> [Request] Copy the data below line for line, character for character, without changing anything.

> [Extracted entries]
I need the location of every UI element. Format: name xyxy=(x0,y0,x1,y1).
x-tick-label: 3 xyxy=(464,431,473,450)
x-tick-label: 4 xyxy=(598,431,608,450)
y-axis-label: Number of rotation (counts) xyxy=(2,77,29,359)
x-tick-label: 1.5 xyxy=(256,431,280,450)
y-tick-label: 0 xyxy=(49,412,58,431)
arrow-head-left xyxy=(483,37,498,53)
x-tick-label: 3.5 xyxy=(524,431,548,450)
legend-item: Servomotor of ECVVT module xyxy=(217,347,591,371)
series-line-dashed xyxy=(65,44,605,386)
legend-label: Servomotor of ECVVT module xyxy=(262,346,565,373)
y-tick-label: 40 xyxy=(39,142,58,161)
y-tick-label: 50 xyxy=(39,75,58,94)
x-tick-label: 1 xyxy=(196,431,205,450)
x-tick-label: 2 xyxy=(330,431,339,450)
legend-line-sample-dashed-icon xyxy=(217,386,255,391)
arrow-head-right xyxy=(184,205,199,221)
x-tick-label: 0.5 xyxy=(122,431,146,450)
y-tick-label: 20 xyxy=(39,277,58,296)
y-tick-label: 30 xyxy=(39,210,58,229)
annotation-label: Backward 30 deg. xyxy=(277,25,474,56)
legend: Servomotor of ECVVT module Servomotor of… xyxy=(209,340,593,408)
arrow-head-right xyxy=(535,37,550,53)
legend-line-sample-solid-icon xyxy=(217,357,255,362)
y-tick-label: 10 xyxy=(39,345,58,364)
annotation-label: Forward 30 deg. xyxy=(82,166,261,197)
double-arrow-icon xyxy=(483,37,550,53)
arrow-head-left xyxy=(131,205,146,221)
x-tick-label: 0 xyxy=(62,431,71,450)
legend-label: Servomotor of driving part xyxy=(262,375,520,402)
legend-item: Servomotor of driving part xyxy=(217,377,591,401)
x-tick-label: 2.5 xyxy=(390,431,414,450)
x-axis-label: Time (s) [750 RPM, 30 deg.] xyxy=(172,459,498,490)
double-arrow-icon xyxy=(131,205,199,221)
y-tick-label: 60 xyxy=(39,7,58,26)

> [Solution for this task]
I need the location of every UI element. Format: name xyxy=(x0,y0,x1,y1).
x-tick-label: 3 xyxy=(464,431,473,450)
x-tick-label: 4 xyxy=(598,431,608,450)
y-axis-label: Number of rotation (counts) xyxy=(2,77,29,359)
x-tick-label: 1.5 xyxy=(256,431,280,450)
y-tick-label: 0 xyxy=(49,412,58,431)
arrow-head-left xyxy=(483,37,498,53)
x-tick-label: 3.5 xyxy=(524,431,548,450)
legend-item: Servomotor of ECVVT module xyxy=(217,347,591,371)
series-line-dashed xyxy=(65,44,605,386)
legend-label: Servomotor of ECVVT module xyxy=(262,346,565,373)
y-tick-label: 40 xyxy=(39,142,58,161)
y-tick-label: 50 xyxy=(39,75,58,94)
x-tick-label: 1 xyxy=(196,431,205,450)
x-tick-label: 2 xyxy=(330,431,339,450)
legend-line-sample-dashed-icon xyxy=(217,386,255,391)
arrow-head-right xyxy=(184,205,199,221)
x-tick-label: 0.5 xyxy=(122,431,146,450)
y-tick-label: 20 xyxy=(39,277,58,296)
y-tick-label: 30 xyxy=(39,210,58,229)
annotation-label: Backward 30 deg. xyxy=(277,25,474,56)
legend: Servomotor of ECVVT module Servomotor of… xyxy=(209,340,593,408)
arrow-head-right xyxy=(535,37,550,53)
legend-line-sample-solid-icon xyxy=(217,357,255,362)
y-tick-label: 10 xyxy=(39,345,58,364)
annotation-label: Forward 30 deg. xyxy=(82,166,261,197)
double-arrow-icon xyxy=(483,37,550,53)
arrow-head-left xyxy=(131,205,146,221)
x-tick-label: 0 xyxy=(62,431,71,450)
legend-label: Servomotor of driving part xyxy=(262,375,520,402)
legend-item: Servomotor of driving part xyxy=(217,377,591,401)
x-tick-label: 2.5 xyxy=(390,431,414,450)
x-axis-label: Time (s) [750 RPM, 30 deg.] xyxy=(172,459,498,490)
double-arrow-icon xyxy=(131,205,199,221)
y-tick-label: 60 xyxy=(39,7,58,26)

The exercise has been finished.